Data in this exercise:
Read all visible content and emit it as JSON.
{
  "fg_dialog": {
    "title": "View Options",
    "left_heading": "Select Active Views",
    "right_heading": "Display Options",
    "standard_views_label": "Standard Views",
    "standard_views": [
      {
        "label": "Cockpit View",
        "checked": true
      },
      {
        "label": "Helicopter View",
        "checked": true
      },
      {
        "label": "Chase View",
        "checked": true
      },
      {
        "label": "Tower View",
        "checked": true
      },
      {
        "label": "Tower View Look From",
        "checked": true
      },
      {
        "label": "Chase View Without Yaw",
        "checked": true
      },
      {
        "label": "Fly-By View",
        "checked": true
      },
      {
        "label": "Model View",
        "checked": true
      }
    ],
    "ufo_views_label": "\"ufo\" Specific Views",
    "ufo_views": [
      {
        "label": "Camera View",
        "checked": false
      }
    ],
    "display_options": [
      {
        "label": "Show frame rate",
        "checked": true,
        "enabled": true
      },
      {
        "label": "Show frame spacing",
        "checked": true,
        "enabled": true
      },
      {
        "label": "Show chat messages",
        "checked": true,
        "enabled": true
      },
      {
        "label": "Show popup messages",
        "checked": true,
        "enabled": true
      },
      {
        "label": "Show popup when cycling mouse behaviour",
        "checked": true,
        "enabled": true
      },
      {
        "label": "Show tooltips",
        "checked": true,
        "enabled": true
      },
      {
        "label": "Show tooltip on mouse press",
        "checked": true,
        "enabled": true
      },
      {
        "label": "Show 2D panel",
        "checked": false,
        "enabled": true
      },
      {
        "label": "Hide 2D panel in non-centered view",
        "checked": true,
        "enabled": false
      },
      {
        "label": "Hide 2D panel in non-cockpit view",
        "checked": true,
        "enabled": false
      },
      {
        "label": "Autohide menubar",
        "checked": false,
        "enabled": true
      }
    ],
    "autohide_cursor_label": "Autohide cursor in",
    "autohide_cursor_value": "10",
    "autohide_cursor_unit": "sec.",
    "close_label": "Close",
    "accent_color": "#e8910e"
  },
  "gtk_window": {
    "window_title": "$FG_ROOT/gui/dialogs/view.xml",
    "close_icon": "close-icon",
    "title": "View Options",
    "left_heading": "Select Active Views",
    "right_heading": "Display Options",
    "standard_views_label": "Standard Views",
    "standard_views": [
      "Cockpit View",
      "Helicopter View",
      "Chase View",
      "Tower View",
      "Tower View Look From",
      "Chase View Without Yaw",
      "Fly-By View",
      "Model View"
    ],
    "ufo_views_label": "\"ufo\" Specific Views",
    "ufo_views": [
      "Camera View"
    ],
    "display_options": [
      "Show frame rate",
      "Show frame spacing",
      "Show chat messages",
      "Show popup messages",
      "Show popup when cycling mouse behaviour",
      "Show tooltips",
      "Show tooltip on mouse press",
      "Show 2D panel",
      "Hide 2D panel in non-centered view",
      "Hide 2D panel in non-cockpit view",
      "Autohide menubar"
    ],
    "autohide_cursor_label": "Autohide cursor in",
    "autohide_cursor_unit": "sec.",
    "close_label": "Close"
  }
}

Written instruction: Every record should be given again exactly.

Correct output:
Read all visible content and emit it as JSON.
{
  "fg_dialog": {
    "title": "View Options",
    "left_heading": "Select Active Views",
    "right_heading": "Display Options",
    "standard_views_label": "Standard Views",
    "standard_views": [
      {
        "label": "Cockpit View",
        "checked": true
      },
      {
        "label": "Helicopter View",
        "checked": true
      },
      {
        "label": "Chase View",
        "checked": true
      },
      {
        "label": "Tower View",
        "checked": true
      },
      {
        "label": "Tower View Look From",
        "checked": true
      },
      {
        "label": "Chase View Without Yaw",
        "checked": true
      },
      {
        "label": "Fly-By View",
        "checked": true
      },
      {
        "label": "Model View",
        "checked": true
      }
    ],
    "ufo_views_label": "\"ufo\" Specific Views",
    "ufo_views": [
      {
        "label": "Camera View",
        "checked": false
      }
    ],
    "display_options": [
      {
        "label": "Show frame rate",
        "checked": true,
        "enabled": true
      },
      {
        "label": "Show frame spacing",
        "checked": true,
        "enabled": true
      },
      {
        "label": "Show chat messages",
        "checked": true,
        "enabled": true
      },
      {
        "label": "Show popup messages",
        "checked": true,
        "enabled": true
      },
      {
        "label": "Show popup when cycling mouse behaviour",
        "checked": true,
        "enabled": true
      },
      {
        "label": "Show tooltips",
        "checked": true,
        "enabled": true
      },
      {
        "label": "Show tooltip on mouse press",
        "checked": true,
        "enabled": true
      },
      {
        "label": "Show 2D panel",
        "checked": false,
        "enabled": true
      },
      {
        "label": "Hide 2D panel in non-centered view",
        "checked": true,
        "enabled": false
      },
      {
        "label": "Hide 2D panel in non-cockpit view",
        "checked": true,
        "enabled": false
      },
      {
        "label": "Autohide menubar",
        "checked": false,
        "enabled": true
      }
    ],
    "autohide_cursor_label": "Autohide cursor in",
    "autohide_cursor_value": "10",
    "autohide_cursor_unit": "sec.",
    "close_label": "Close",
    "accent_color": "#e8910e"
  },
  "gtk_window": {
    "window_title": "$FG_ROOT/gui/dialogs/view.xml",
    "close_icon": "close-icon",
    "title": "View Options",
    "left_heading": "Select Active Views",
    "right_heading": "Display Options",
    "standard_views_label": "Standard Views",
    "standard_views": [
      "Cockpit View",
      "Helicopter View",
      "Chase View",
      "Tower View",
      "Tower View Look From",
      "Chase View Without Yaw",
      "Fly-By View",
      "Model View"
    ],
    "ufo_views_label": "\"ufo\" Specific Views",
    "ufo_views": [
      "Camera View"
    ],
    "display_options": [
      "Show frame rate",
      "Show frame spacing",
      "Show chat messages",
      "Show popup messages",
      "Show popup when cycling mouse behaviour",
      "Show tooltips",
      "Show tooltip on mouse press",
      "Show 2D panel",
      "Hide 2D panel in non-centered view",
      "Hide 2D panel in non-cockpit view",
      "Autohide menubar"
    ],
    "autohide_cursor_label": "Autohide cursor in",
    "autohide_cursor_unit": "sec.",
    "close_label": "Close"
  }
}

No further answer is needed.